Copy out every line in the entries below that includes "marker".

──────── INFORMATION SHOWN

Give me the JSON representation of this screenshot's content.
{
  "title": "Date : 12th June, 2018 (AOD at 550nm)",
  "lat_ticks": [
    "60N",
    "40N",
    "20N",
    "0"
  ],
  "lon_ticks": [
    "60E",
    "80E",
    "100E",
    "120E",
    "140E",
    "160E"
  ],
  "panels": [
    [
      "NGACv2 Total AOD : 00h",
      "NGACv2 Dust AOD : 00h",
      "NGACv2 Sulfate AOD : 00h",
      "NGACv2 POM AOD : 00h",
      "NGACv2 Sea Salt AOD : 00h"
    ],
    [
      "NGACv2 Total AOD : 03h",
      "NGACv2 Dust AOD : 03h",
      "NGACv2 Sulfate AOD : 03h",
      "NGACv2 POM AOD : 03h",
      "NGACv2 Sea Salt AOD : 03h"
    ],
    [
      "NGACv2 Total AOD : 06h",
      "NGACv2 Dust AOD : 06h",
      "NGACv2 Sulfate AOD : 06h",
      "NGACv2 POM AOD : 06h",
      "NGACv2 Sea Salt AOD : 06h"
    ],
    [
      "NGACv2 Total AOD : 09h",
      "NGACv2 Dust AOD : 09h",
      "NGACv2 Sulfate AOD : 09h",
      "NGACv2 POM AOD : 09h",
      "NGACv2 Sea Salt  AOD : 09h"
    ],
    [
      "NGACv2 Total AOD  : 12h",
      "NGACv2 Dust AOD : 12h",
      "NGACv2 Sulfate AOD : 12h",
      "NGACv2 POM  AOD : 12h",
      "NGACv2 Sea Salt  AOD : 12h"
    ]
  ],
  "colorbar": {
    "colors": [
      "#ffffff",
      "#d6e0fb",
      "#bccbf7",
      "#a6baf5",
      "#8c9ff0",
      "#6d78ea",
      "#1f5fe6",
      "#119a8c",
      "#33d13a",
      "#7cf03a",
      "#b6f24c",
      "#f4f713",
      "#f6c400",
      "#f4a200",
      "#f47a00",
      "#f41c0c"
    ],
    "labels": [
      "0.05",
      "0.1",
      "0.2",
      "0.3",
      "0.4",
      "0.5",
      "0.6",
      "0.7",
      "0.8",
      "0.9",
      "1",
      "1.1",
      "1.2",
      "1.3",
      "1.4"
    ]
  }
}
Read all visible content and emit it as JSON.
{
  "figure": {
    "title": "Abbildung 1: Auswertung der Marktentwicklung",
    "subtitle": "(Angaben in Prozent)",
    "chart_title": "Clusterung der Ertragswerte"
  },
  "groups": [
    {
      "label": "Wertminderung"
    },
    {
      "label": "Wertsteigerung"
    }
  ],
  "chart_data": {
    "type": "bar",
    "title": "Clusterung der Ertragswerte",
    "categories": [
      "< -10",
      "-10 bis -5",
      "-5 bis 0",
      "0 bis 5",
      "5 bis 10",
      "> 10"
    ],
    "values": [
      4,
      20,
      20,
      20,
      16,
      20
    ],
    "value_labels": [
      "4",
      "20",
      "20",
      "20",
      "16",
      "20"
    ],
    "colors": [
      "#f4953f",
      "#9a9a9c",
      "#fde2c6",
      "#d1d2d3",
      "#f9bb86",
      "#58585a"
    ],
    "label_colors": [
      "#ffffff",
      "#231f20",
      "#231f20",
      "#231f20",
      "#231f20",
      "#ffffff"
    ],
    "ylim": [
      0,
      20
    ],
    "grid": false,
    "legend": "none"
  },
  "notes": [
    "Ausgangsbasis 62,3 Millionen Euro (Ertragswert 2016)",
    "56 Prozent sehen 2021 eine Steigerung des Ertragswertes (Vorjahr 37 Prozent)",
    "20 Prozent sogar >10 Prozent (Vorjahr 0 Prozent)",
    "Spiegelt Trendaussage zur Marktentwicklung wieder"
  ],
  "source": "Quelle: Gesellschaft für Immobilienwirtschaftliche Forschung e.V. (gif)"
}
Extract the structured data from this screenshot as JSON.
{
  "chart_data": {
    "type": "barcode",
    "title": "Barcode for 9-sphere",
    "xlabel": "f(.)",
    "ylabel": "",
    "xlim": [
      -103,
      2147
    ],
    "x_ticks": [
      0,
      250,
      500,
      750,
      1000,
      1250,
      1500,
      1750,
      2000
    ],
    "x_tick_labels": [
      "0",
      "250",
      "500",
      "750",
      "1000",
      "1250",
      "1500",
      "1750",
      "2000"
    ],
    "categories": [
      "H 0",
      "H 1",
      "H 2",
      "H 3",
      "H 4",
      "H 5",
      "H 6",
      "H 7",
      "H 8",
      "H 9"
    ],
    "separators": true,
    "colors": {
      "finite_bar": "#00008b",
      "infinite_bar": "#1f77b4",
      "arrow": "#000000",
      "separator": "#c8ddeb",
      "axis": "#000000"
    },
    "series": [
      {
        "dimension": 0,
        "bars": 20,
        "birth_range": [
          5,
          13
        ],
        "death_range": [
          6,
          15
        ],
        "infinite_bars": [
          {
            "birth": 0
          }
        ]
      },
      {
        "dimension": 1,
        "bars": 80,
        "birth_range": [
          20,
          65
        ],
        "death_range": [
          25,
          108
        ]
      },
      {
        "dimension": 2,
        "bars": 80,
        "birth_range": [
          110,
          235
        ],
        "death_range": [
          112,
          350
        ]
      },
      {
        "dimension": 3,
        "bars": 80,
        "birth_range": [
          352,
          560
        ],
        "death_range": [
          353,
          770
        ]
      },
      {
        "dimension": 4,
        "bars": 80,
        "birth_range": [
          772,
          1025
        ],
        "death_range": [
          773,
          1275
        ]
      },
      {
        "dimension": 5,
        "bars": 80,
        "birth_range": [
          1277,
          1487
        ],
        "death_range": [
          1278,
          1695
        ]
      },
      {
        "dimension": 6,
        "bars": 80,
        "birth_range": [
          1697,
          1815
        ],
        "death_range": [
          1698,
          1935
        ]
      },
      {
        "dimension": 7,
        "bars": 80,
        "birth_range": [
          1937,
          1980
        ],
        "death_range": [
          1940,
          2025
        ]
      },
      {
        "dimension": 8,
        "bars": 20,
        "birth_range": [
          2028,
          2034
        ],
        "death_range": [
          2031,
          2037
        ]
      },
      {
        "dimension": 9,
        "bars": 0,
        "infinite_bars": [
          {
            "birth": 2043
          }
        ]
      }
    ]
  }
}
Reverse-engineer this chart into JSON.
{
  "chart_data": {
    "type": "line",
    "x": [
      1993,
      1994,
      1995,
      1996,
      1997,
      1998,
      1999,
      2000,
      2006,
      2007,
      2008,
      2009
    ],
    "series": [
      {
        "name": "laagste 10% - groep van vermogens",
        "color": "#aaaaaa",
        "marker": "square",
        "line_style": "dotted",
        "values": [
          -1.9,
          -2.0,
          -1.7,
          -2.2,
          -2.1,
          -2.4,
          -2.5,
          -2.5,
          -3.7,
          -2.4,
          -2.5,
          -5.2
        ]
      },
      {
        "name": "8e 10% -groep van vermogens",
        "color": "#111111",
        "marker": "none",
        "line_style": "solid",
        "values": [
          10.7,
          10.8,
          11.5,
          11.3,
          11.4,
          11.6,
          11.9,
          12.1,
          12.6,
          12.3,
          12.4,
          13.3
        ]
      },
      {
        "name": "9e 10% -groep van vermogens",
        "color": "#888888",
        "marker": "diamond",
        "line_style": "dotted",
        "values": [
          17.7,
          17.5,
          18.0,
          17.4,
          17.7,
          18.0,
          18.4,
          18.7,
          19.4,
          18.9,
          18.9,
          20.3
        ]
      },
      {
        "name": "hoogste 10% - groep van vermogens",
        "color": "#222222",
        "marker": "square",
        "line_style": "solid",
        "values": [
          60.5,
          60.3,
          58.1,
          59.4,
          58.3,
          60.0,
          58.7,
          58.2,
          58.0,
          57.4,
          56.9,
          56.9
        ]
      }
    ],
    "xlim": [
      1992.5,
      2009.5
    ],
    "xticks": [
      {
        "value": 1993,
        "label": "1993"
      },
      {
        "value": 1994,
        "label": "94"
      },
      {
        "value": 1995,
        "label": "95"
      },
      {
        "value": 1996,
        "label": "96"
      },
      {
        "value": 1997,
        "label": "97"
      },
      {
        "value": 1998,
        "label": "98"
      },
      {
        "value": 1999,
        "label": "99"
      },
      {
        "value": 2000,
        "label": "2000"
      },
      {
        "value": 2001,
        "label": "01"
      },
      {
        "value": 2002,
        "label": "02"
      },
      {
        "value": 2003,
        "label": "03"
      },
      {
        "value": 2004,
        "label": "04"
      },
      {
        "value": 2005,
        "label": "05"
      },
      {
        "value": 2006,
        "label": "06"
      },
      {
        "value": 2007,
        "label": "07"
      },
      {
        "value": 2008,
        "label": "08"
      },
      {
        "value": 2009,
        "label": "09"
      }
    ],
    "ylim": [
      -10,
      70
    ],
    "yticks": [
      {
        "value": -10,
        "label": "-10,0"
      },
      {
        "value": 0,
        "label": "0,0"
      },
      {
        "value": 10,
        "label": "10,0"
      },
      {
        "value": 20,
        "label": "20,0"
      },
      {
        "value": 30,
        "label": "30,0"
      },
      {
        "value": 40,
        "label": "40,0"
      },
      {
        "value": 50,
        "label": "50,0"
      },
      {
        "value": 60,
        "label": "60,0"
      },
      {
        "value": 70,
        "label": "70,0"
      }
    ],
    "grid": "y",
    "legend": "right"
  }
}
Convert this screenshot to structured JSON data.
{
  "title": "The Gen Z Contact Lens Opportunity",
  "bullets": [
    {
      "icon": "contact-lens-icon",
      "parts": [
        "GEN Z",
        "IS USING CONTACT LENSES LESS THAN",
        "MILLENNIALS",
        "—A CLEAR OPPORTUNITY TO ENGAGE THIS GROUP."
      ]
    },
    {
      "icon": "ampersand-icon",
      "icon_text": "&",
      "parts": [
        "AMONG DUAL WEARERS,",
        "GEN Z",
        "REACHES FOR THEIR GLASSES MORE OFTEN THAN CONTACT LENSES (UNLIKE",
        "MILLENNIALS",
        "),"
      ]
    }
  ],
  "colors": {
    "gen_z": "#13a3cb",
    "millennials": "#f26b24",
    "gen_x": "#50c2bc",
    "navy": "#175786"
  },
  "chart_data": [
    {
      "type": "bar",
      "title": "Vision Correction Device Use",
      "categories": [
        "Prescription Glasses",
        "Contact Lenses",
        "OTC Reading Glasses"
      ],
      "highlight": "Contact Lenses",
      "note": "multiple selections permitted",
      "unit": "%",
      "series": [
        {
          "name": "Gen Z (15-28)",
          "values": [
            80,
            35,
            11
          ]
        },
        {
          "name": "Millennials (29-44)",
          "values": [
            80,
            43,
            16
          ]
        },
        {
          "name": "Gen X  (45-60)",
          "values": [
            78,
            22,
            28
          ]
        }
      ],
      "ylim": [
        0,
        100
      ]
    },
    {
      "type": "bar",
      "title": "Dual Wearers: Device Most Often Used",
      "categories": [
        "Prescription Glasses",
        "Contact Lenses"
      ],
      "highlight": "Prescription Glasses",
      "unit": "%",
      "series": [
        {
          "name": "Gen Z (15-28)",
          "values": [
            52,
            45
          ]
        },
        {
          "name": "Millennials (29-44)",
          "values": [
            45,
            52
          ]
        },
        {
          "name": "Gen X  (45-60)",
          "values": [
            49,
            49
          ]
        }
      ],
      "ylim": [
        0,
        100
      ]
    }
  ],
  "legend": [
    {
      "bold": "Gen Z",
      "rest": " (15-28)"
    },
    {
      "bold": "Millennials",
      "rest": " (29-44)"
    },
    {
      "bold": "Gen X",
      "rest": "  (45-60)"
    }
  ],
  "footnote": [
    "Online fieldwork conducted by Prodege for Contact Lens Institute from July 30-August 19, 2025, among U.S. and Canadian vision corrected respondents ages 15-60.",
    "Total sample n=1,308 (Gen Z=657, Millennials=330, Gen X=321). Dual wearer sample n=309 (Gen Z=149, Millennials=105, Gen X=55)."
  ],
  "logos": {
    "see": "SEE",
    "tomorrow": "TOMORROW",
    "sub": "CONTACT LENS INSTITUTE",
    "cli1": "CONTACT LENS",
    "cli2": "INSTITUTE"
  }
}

────────────────

■ **WRITTEN REPLY**:
        "marker": "square",
        "marker": "none",
        "marker": "diamond",
        "marker": "square",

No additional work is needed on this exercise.